● **Supplied records**:
## begin

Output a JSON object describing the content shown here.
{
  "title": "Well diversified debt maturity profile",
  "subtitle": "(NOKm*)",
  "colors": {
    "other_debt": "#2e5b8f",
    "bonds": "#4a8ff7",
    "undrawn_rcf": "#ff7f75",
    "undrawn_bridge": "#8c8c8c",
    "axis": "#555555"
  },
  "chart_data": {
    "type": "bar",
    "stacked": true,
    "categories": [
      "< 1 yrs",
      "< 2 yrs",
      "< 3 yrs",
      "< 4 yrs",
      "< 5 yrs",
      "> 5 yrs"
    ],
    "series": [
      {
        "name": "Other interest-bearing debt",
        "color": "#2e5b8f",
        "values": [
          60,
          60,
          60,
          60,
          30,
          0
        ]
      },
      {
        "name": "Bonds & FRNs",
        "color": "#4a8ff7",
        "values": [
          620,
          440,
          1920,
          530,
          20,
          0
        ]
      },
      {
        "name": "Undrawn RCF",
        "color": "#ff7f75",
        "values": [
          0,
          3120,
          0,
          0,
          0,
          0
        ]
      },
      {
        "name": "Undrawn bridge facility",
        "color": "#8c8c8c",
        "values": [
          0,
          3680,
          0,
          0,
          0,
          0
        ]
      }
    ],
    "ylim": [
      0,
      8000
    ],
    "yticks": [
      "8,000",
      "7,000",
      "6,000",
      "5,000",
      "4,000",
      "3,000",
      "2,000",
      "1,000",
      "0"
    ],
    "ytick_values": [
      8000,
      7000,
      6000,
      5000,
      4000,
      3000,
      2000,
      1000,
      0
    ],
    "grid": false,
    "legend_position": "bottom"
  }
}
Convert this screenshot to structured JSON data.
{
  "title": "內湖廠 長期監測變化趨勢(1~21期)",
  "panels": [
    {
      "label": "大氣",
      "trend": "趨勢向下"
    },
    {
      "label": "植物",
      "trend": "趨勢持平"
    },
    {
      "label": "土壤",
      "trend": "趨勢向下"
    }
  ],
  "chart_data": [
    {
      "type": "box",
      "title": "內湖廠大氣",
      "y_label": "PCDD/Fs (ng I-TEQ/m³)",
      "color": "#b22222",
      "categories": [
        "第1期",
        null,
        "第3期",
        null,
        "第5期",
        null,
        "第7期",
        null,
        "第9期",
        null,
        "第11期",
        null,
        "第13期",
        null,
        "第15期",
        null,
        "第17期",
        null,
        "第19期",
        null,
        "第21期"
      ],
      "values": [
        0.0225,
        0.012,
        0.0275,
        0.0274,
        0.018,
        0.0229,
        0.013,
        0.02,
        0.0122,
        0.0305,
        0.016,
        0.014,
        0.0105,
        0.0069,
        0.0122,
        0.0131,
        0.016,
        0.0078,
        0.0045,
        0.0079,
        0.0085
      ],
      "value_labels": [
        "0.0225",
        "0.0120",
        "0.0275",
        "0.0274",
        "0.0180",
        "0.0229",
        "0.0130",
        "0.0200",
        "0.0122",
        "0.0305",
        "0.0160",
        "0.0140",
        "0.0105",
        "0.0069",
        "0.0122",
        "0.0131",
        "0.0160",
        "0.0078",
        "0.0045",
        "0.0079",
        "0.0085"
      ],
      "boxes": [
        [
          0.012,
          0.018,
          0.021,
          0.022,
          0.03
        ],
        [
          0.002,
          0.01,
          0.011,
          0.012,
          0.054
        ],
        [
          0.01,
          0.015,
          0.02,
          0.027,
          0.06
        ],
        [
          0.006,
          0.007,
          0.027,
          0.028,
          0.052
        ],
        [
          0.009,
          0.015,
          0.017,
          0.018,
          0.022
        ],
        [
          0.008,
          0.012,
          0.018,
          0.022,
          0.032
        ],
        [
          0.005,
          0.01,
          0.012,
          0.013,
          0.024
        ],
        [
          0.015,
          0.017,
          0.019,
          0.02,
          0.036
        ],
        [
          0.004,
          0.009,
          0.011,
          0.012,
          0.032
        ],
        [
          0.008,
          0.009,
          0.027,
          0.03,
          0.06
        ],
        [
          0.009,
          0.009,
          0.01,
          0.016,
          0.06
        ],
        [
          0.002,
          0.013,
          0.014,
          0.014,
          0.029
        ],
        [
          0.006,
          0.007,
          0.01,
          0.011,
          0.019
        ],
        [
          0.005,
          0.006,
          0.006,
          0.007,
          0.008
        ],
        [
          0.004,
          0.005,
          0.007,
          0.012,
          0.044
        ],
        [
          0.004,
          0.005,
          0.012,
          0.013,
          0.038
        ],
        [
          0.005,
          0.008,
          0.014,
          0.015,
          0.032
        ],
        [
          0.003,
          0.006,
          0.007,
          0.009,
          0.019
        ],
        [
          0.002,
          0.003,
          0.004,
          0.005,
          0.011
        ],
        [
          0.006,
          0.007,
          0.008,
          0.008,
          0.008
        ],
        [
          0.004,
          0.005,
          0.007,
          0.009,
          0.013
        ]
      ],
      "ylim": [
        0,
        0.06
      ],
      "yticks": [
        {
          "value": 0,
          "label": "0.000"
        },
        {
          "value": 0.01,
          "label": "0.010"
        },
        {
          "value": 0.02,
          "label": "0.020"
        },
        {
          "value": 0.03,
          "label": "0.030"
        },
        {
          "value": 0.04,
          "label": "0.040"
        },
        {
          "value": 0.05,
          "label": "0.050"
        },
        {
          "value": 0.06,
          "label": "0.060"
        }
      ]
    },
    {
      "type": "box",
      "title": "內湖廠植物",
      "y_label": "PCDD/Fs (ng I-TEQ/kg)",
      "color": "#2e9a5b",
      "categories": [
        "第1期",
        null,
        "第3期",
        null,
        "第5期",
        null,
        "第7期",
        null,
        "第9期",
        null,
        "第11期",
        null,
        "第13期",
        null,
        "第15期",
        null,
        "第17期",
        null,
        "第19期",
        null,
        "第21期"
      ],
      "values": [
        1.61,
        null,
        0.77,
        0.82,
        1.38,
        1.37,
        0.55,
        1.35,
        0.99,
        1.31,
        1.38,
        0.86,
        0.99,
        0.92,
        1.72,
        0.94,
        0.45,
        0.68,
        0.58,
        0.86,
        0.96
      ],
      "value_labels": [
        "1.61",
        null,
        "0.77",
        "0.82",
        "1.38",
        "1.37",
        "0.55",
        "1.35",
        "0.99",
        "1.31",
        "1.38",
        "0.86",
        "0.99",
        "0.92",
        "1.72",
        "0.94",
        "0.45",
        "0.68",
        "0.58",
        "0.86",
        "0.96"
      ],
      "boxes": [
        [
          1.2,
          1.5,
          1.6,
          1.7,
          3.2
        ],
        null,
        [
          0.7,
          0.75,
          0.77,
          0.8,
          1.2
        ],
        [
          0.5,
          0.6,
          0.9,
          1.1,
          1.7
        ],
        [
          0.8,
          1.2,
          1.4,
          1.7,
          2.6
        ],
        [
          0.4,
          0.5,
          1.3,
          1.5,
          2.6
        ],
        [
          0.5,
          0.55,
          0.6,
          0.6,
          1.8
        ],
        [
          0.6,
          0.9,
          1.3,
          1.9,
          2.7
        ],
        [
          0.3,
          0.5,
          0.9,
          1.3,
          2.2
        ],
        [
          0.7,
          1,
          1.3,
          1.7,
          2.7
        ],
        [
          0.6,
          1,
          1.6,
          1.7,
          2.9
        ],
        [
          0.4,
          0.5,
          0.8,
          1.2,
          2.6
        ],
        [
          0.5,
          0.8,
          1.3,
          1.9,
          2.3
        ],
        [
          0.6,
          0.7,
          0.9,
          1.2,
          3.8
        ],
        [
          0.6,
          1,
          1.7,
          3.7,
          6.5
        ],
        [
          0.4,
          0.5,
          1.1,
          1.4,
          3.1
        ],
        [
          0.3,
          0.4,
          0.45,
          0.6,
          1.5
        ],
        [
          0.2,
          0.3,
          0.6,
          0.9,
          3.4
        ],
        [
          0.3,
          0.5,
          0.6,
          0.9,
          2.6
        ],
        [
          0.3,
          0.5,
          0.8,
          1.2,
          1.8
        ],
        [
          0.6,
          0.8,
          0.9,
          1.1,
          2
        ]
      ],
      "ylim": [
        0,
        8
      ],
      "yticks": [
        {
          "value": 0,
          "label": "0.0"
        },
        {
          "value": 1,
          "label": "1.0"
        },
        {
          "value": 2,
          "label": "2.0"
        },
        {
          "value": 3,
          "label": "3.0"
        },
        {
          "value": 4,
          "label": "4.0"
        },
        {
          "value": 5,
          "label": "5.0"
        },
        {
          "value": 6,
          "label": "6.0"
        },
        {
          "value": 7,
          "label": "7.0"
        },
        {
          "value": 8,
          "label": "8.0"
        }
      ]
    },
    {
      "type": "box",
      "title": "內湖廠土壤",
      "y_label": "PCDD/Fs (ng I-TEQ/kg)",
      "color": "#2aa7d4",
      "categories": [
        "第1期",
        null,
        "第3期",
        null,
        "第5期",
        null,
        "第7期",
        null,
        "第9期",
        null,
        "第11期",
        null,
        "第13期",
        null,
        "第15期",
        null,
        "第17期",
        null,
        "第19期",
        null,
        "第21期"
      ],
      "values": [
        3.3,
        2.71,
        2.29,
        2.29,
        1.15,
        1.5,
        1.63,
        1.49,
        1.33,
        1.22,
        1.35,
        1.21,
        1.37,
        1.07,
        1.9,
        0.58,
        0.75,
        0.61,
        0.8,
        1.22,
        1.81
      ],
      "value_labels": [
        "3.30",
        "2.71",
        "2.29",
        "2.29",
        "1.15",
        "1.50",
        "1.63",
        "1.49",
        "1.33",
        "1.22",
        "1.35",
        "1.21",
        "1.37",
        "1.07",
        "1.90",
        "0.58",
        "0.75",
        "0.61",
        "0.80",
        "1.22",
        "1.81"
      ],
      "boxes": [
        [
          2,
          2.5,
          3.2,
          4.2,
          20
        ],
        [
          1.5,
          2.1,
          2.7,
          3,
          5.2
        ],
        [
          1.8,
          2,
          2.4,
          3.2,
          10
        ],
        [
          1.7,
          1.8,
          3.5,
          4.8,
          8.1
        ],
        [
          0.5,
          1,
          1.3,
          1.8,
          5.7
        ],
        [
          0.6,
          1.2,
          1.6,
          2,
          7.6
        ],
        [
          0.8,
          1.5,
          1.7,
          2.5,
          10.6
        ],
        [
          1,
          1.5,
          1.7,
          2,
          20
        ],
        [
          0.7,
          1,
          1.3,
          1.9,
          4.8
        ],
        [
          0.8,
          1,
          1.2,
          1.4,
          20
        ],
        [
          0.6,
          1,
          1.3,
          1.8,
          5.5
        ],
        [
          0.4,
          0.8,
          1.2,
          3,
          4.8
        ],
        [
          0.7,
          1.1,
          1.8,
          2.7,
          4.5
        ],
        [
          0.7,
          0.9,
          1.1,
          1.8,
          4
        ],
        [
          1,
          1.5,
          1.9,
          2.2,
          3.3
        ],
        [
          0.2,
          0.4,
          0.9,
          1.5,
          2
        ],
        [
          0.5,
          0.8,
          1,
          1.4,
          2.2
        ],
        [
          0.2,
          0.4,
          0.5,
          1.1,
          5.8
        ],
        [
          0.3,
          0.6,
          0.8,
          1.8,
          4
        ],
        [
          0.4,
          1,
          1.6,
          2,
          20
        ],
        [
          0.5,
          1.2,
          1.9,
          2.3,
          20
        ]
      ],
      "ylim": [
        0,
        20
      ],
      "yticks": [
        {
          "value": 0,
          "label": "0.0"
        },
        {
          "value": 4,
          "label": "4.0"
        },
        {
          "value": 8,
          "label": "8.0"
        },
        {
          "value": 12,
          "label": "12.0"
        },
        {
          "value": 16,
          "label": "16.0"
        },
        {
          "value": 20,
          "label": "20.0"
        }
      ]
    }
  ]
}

## end

● **The task**: Point out every line holding the string "JSON" and copy it.

● **Solution for this problem**:
Output a JSON object describing the content shown here.
Convert this screenshot to structured JSON data.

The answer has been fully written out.